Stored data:

•••••

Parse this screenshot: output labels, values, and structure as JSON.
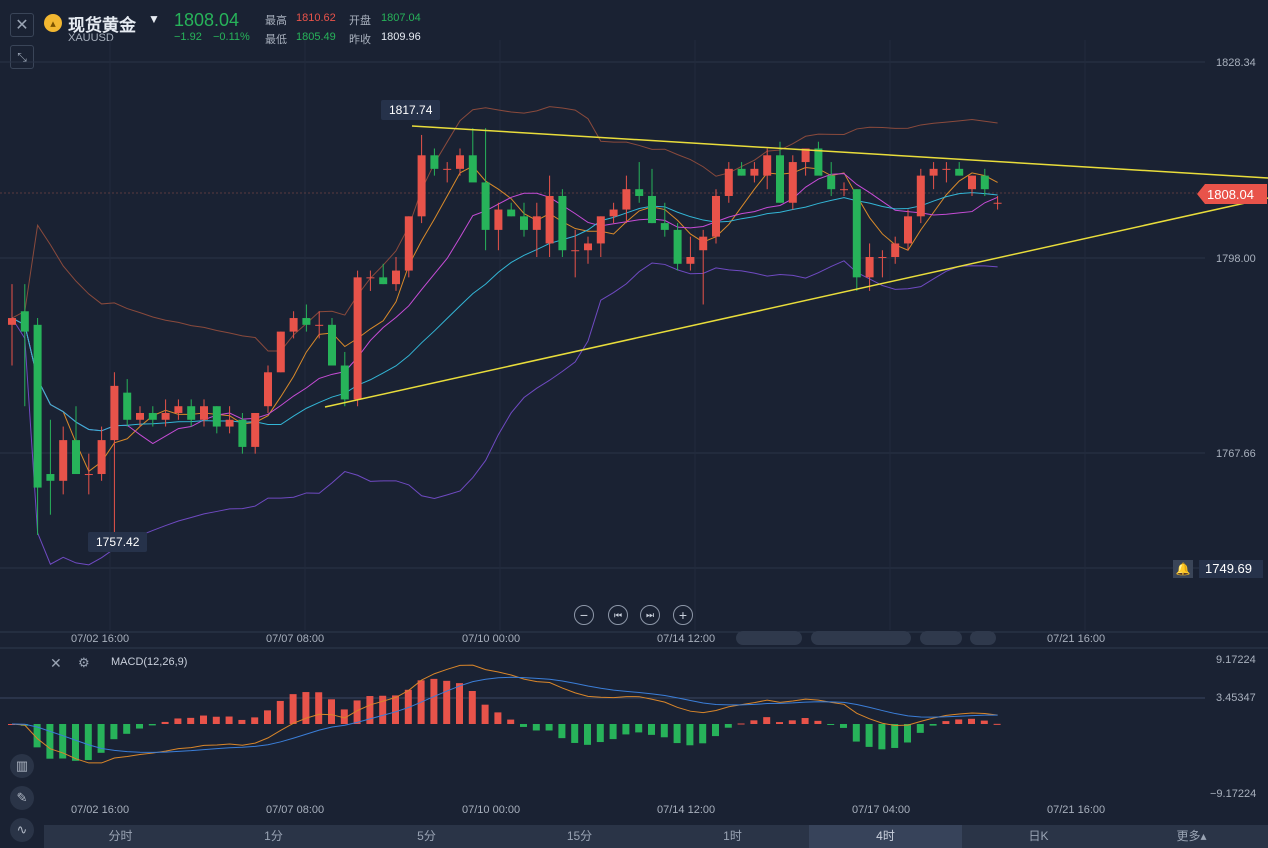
{
  "header": {
    "title": "现货黄金",
    "symbol": "XAUUSD",
    "price": "1808.04",
    "change": "−1.92",
    "change_pct": "−0.11%",
    "high_label": "最高",
    "high_value": "1810.62",
    "open_label": "开盘",
    "open_value": "1807.04",
    "low_label": "最低",
    "low_value": "1805.49",
    "prev_label": "昨收",
    "prev_value": "1809.96"
  },
  "price_axis": {
    "ticks": [
      "1828.34",
      "1798.00",
      "1767.66"
    ],
    "current_price": "1808.04",
    "alert_price": "1749.69"
  },
  "annotations": {
    "high": "1817.74",
    "low": "1757.42"
  },
  "time_axis": [
    "07/02 16:00",
    "07/07 08:00",
    "07/10 00:00",
    "07/14 12:00",
    "07/17 04:00",
    "07/21 16:00"
  ],
  "macd": {
    "label": "MACD(12,26,9)",
    "ticks": [
      "9.17224",
      "3.45347",
      "−9.17224"
    ]
  },
  "tabs": [
    "分时",
    "1分",
    "5分",
    "15分",
    "1时",
    "4时",
    "日K",
    "更多▴"
  ],
  "active_tab": "4时",
  "colors": {
    "up": "#e8534a",
    "down": "#27b35a",
    "trend": "#e9dd3b",
    "bg": "#1a2233"
  },
  "chart_data": {
    "type": "candlestick",
    "ylim": [
      1745,
      1832
    ],
    "candles": [
      [
        1790,
        1796,
        1784,
        1791
      ],
      [
        1792,
        1796,
        1778,
        1789
      ],
      [
        1790,
        1791,
        1759,
        1766
      ],
      [
        1768,
        1776,
        1762,
        1767
      ],
      [
        1767,
        1775,
        1765,
        1773
      ],
      [
        1773,
        1778,
        1768,
        1768
      ],
      [
        1768,
        1771,
        1765,
        1768
      ],
      [
        1768,
        1775,
        1767,
        1773
      ],
      [
        1773,
        1783,
        1758,
        1781
      ],
      [
        1780,
        1782,
        1775,
        1776
      ],
      [
        1776,
        1778,
        1775,
        1777
      ],
      [
        1777,
        1778,
        1775,
        1776
      ],
      [
        1776,
        1779,
        1775,
        1777
      ],
      [
        1777,
        1779,
        1776,
        1778
      ],
      [
        1778,
        1779,
        1775,
        1776
      ],
      [
        1776,
        1779,
        1775,
        1778
      ],
      [
        1778,
        1778,
        1774,
        1775
      ],
      [
        1775,
        1778,
        1774,
        1776
      ],
      [
        1776,
        1777,
        1771,
        1772
      ],
      [
        1772,
        1777,
        1771,
        1777
      ],
      [
        1778,
        1784,
        1777,
        1783
      ],
      [
        1783,
        1789,
        1783,
        1789
      ],
      [
        1789,
        1792,
        1788,
        1791
      ],
      [
        1791,
        1793,
        1789,
        1790
      ],
      [
        1790,
        1792,
        1788,
        1790
      ],
      [
        1790,
        1791,
        1784,
        1784
      ],
      [
        1784,
        1786,
        1778,
        1779
      ],
      [
        1779,
        1798,
        1778,
        1797
      ],
      [
        1797,
        1798,
        1795,
        1797
      ],
      [
        1797,
        1799,
        1796,
        1796
      ],
      [
        1796,
        1800,
        1795,
        1798
      ],
      [
        1798,
        1806,
        1797,
        1806
      ],
      [
        1806,
        1818,
        1805,
        1815
      ],
      [
        1815,
        1816,
        1812,
        1813
      ],
      [
        1813,
        1814,
        1811,
        1813
      ],
      [
        1813,
        1816,
        1812,
        1815
      ],
      [
        1815,
        1819,
        1813,
        1811
      ],
      [
        1811,
        1819,
        1801,
        1804
      ],
      [
        1804,
        1808,
        1801,
        1807
      ],
      [
        1807,
        1808,
        1806,
        1806
      ],
      [
        1806,
        1808,
        1803,
        1804
      ],
      [
        1804,
        1808,
        1800,
        1806
      ],
      [
        1802,
        1812,
        1800,
        1809
      ],
      [
        1809,
        1810,
        1800,
        1801
      ],
      [
        1801,
        1804,
        1797,
        1801
      ],
      [
        1801,
        1803,
        1799,
        1802
      ],
      [
        1802,
        1806,
        1800,
        1806
      ],
      [
        1806,
        1808,
        1805,
        1807
      ],
      [
        1807,
        1812,
        1805,
        1810
      ],
      [
        1810,
        1814,
        1808,
        1809
      ],
      [
        1809,
        1813,
        1805,
        1805
      ],
      [
        1805,
        1808,
        1803,
        1804
      ],
      [
        1804,
        1805,
        1798,
        1799
      ],
      [
        1799,
        1803,
        1798,
        1800
      ],
      [
        1801,
        1804,
        1793,
        1803
      ],
      [
        1803,
        1810,
        1802,
        1809
      ],
      [
        1809,
        1814,
        1808,
        1813
      ],
      [
        1813,
        1814,
        1812,
        1812
      ],
      [
        1812,
        1814,
        1811,
        1813
      ],
      [
        1812,
        1816,
        1810,
        1815
      ],
      [
        1815,
        1817,
        1808,
        1808
      ],
      [
        1808,
        1815,
        1807,
        1814
      ],
      [
        1814,
        1816,
        1812,
        1816
      ],
      [
        1816,
        1817,
        1813,
        1812
      ],
      [
        1812,
        1814,
        1809,
        1810
      ],
      [
        1810,
        1811,
        1809,
        1810
      ],
      [
        1810,
        1810,
        1795,
        1797
      ],
      [
        1797,
        1802,
        1795,
        1800
      ],
      [
        1800,
        1801,
        1797,
        1800
      ],
      [
        1800,
        1803,
        1799,
        1802
      ],
      [
        1802,
        1807,
        1801,
        1806
      ],
      [
        1806,
        1813,
        1805,
        1812
      ],
      [
        1812,
        1814,
        1810,
        1813
      ],
      [
        1813,
        1814,
        1811,
        1813
      ],
      [
        1813,
        1814,
        1812,
        1812
      ],
      [
        1810,
        1812,
        1809,
        1812
      ],
      [
        1812,
        1813,
        1809,
        1810
      ],
      [
        1808,
        1809,
        1807,
        1808
      ]
    ],
    "trendlines": [
      {
        "from": [
          325,
          407
        ],
        "to": [
          1268,
          198
        ]
      },
      {
        "from": [
          412,
          126
        ],
        "to": [
          1268,
          178
        ]
      }
    ]
  }
}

•••••

Reproduce all of the material above word for word. Omit the pictures.

Parse this screenshot: output labels, values, and structure as JSON.
{
  "header": {
    "title": "现货黄金",
    "symbol": "XAUUSD",
    "price": "1808.04",
    "change": "−1.92",
    "change_pct": "−0.11%",
    "high_label": "最高",
    "high_value": "1810.62",
    "open_label": "开盘",
    "open_value": "1807.04",
    "low_label": "最低",
    "low_value": "1805.49",
    "prev_label": "昨收",
    "prev_value": "1809.96"
  },
  "price_axis": {
    "ticks": [
      "1828.34",
      "1798.00",
      "1767.66"
    ],
    "current_price": "1808.04",
    "alert_price": "1749.69"
  },
  "annotations": {
    "high": "1817.74",
    "low": "1757.42"
  },
  "time_axis": [
    "07/02 16:00",
    "07/07 08:00",
    "07/10 00:00",
    "07/14 12:00",
    "07/17 04:00",
    "07/21 16:00"
  ],
  "macd": {
    "label": "MACD(12,26,9)",
    "ticks": [
      "9.17224",
      "3.45347",
      "−9.17224"
    ]
  },
  "tabs": [
    "分时",
    "1分",
    "5分",
    "15分",
    "1时",
    "4时",
    "日K",
    "更多▴"
  ],
  "active_tab": "4时",
  "colors": {
    "up": "#e8534a",
    "down": "#27b35a",
    "trend": "#e9dd3b",
    "bg": "#1a2233"
  },
  "chart_data": {
    "type": "candlestick",
    "ylim": [
      1745,
      1832
    ],
    "candles": [
      [
        1790,
        1796,
        1784,
        1791
      ],
      [
        1792,
        1796,
        1778,
        1789
      ],
      [
        1790,
        1791,
        1759,
        1766
      ],
      [
        1768,
        1776,
        1762,
        1767
      ],
      [
        1767,
        1775,
        1765,
        1773
      ],
      [
        1773,
        1778,
        1768,
        1768
      ],
      [
        1768,
        1771,
        1765,
        1768
      ],
      [
        1768,
        1775,
        1767,
        1773
      ],
      [
        1773,
        1783,
        1758,
        1781
      ],
      [
        1780,
        1782,
        1775,
        1776
      ],
      [
        1776,
        1778,
        1775,
        1777
      ],
      [
        1777,
        1778,
        1775,
        1776
      ],
      [
        1776,
        1779,
        1775,
        1777
      ],
      [
        1777,
        1779,
        1776,
        1778
      ],
      [
        1778,
        1779,
        1775,
        1776
      ],
      [
        1776,
        1779,
        1775,
        1778
      ],
      [
        1778,
        1778,
        1774,
        1775
      ],
      [
        1775,
        1778,
        1774,
        1776
      ],
      [
        1776,
        1777,
        1771,
        1772
      ],
      [
        1772,
        1777,
        1771,
        1777
      ],
      [
        1778,
        1784,
        1777,
        1783
      ],
      [
        1783,
        1789,
        1783,
        1789
      ],
      [
        1789,
        1792,
        1788,
        1791
      ],
      [
        1791,
        1793,
        1789,
        1790
      ],
      [
        1790,
        1792,
        1788,
        1790
      ],
      [
        1790,
        1791,
        1784,
        1784
      ],
      [
        1784,
        1786,
        1778,
        1779
      ],
      [
        1779,
        1798,
        1778,
        1797
      ],
      [
        1797,
        1798,
        1795,
        1797
      ],
      [
        1797,
        1799,
        1796,
        1796
      ],
      [
        1796,
        1800,
        1795,
        1798
      ],
      [
        1798,
        1806,
        1797,
        1806
      ],
      [
        1806,
        1818,
        1805,
        1815
      ],
      [
        1815,
        1816,
        1812,
        1813
      ],
      [
        1813,
        1814,
        1811,
        1813
      ],
      [
        1813,
        1816,
        1812,
        1815
      ],
      [
        1815,
        1819,
        1813,
        1811
      ],
      [
        1811,
        1819,
        1801,
        1804
      ],
      [
        1804,
        1808,
        1801,
        1807
      ],
      [
        1807,
        1808,
        1806,
        1806
      ],
      [
        1806,
        1808,
        1803,
        1804
      ],
      [
        1804,
        1808,
        1800,
        1806
      ],
      [
        1802,
        1812,
        1800,
        1809
      ],
      [
        1809,
        1810,
        1800,
        1801
      ],
      [
        1801,
        1804,
        1797,
        1801
      ],
      [
        1801,
        1803,
        1799,
        1802
      ],
      [
        1802,
        1806,
        1800,
        1806
      ],
      [
        1806,
        1808,
        1805,
        1807
      ],
      [
        1807,
        1812,
        1805,
        1810
      ],
      [
        1810,
        1814,
        1808,
        1809
      ],
      [
        1809,
        1813,
        1805,
        1805
      ],
      [
        1805,
        1808,
        1803,
        1804
      ],
      [
        1804,
        1805,
        1798,
        1799
      ],
      [
        1799,
        1803,
        1798,
        1800
      ],
      [
        1801,
        1804,
        1793,
        1803
      ],
      [
        1803,
        1810,
        1802,
        1809
      ],
      [
        1809,
        1814,
        1808,
        1813
      ],
      [
        1813,
        1814,
        1812,
        1812
      ],
      [
        1812,
        1814,
        1811,
        1813
      ],
      [
        1812,
        1816,
        1810,
        1815
      ],
      [
        1815,
        1817,
        1808,
        1808
      ],
      [
        1808,
        1815,
        1807,
        1814
      ],
      [
        1814,
        1816,
        1812,
        1816
      ],
      [
        1816,
        1817,
        1813,
        1812
      ],
      [
        1812,
        1814,
        1809,
        1810
      ],
      [
        1810,
        1811,
        1809,
        1810
      ],
      [
        1810,
        1810,
        1795,
        1797
      ],
      [
        1797,
        1802,
        1795,
        1800
      ],
      [
        1800,
        1801,
        1797,
        1800
      ],
      [
        1800,
        1803,
        1799,
        1802
      ],
      [
        1802,
        1807,
        1801,
        1806
      ],
      [
        1806,
        1813,
        1805,
        1812
      ],
      [
        1812,
        1814,
        1810,
        1813
      ],
      [
        1813,
        1814,
        1811,
        1813
      ],
      [
        1813,
        1814,
        1812,
        1812
      ],
      [
        1810,
        1812,
        1809,
        1812
      ],
      [
        1812,
        1813,
        1809,
        1810
      ],
      [
        1808,
        1809,
        1807,
        1808
      ]
    ],
    "trendlines": [
      {
        "from": [
          325,
          407
        ],
        "to": [
          1268,
          198
        ]
      },
      {
        "from": [
          412,
          126
        ],
        "to": [
          1268,
          178
        ]
      }
    ]
  }
}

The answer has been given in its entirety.